Find every line below that contains the word "Generic" and copy it out.

** START INFORMATION PROVIDED **

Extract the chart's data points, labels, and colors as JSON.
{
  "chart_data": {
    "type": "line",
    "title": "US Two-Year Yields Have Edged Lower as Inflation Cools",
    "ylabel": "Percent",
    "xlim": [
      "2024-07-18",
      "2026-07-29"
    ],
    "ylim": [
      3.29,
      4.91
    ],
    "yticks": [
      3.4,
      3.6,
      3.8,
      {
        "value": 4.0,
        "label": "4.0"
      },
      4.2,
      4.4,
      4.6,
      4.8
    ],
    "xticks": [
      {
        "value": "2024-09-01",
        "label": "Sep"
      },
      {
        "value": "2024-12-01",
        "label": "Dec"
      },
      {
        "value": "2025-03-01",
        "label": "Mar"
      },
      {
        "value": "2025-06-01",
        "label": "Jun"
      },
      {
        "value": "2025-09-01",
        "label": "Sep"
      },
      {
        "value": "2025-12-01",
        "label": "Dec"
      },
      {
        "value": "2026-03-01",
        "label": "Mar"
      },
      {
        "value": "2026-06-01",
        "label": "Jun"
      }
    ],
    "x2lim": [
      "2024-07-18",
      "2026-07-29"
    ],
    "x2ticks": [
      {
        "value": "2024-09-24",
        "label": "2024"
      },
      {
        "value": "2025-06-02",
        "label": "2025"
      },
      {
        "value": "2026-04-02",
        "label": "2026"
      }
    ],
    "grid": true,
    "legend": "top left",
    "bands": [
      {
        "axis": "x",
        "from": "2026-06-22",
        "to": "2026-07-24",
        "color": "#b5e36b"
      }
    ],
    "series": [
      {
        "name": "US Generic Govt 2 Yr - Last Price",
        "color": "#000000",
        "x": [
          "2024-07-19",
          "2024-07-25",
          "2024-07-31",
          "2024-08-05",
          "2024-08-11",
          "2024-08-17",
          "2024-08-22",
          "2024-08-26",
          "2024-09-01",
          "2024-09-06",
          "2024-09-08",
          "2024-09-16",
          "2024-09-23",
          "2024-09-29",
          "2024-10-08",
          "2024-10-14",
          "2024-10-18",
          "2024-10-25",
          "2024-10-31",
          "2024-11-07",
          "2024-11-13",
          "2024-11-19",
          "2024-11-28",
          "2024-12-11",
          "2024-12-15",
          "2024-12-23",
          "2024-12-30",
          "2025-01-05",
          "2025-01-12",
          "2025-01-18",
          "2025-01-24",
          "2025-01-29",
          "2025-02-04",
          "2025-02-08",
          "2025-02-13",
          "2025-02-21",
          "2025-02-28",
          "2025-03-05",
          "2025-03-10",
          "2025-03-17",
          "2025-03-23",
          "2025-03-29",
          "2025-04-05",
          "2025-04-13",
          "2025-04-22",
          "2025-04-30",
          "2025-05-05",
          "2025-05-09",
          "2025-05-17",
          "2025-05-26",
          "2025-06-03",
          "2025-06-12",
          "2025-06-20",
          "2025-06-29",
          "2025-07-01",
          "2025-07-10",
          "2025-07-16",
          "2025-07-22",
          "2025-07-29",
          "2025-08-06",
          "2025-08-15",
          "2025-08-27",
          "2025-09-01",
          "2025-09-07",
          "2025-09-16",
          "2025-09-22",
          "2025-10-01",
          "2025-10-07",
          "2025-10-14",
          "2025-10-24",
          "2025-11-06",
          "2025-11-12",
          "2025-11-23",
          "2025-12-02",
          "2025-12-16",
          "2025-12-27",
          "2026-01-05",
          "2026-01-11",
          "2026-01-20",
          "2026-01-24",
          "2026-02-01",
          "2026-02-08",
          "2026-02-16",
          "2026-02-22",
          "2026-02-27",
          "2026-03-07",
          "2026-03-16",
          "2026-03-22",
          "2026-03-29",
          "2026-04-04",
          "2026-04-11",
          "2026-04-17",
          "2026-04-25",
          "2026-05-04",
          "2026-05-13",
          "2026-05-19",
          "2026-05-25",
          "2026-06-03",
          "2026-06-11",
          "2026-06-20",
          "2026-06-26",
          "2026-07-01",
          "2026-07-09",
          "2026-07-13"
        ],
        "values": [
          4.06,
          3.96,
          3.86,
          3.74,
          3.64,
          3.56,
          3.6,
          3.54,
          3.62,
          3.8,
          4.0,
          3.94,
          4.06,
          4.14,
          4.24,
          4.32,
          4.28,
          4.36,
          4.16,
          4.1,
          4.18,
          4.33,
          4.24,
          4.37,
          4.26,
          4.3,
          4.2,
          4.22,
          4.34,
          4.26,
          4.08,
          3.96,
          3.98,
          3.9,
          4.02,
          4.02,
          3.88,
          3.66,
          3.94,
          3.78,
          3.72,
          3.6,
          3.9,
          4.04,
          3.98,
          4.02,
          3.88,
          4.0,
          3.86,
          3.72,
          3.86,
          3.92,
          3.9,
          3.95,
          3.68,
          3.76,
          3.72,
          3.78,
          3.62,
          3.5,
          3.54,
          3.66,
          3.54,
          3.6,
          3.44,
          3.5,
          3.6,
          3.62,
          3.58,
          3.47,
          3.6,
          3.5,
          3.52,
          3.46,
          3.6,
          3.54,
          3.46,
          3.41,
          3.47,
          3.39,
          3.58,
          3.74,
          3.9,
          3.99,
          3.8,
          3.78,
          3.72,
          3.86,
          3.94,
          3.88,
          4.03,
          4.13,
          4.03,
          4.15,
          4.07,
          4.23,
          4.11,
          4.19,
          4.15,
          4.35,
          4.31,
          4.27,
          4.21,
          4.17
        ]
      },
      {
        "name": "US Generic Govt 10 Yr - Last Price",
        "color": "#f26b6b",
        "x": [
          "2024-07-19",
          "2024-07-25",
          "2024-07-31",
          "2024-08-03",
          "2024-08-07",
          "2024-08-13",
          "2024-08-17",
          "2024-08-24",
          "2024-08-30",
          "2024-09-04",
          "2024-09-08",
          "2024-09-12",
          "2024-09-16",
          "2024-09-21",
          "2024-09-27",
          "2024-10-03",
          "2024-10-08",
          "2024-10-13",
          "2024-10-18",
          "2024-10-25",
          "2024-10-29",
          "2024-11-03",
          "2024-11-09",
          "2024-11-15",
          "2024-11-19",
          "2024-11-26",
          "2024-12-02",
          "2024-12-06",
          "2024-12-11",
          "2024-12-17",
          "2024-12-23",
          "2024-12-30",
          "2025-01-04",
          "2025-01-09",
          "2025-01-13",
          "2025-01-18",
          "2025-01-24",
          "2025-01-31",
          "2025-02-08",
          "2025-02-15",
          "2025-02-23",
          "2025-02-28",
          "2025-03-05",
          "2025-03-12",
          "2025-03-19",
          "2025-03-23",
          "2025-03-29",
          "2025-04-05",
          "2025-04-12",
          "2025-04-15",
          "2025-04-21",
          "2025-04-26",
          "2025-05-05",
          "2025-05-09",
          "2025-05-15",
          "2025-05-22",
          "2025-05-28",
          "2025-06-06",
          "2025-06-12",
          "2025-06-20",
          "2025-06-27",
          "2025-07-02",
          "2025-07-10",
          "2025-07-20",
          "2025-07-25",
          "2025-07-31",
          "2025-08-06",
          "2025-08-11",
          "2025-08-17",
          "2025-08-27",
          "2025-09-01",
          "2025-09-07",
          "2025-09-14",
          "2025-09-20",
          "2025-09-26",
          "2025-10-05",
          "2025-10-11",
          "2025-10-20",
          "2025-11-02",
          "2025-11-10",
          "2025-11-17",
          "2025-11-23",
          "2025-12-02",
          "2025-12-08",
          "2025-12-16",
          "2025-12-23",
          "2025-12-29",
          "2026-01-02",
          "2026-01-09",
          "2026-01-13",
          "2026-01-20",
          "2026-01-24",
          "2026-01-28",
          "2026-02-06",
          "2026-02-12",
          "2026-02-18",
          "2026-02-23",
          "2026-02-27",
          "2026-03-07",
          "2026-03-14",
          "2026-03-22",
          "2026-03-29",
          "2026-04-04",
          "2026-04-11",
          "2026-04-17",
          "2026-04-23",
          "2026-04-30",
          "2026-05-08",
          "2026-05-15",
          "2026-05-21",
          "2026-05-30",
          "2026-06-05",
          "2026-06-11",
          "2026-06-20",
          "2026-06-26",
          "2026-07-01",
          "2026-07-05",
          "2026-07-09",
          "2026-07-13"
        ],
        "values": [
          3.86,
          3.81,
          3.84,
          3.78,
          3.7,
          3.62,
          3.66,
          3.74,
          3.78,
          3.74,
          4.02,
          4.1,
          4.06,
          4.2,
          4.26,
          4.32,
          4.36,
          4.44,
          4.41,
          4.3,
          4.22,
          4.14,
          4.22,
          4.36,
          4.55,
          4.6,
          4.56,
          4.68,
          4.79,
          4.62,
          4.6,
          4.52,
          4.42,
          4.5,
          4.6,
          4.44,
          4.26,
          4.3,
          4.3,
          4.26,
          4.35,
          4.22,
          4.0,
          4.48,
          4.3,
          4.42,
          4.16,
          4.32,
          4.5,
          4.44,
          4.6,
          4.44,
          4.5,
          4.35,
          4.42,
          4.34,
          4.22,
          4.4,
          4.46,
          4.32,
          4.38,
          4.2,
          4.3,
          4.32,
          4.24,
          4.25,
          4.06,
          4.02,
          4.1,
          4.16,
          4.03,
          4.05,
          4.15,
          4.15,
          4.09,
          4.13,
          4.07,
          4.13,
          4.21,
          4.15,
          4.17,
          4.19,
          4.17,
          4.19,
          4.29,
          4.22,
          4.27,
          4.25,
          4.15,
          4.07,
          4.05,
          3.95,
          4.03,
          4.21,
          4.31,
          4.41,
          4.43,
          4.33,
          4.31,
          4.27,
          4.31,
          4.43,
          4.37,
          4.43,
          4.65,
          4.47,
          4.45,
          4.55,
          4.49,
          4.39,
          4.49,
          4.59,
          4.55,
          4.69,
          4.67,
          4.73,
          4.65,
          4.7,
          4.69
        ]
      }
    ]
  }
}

** END INFORMATION PROVIDED **

RESPONSE TO THE EXERCISE |
        "name": "US Generic Govt 2 Yr - Last Price",
        "name": "US Generic Govt 10 Yr - Last Price",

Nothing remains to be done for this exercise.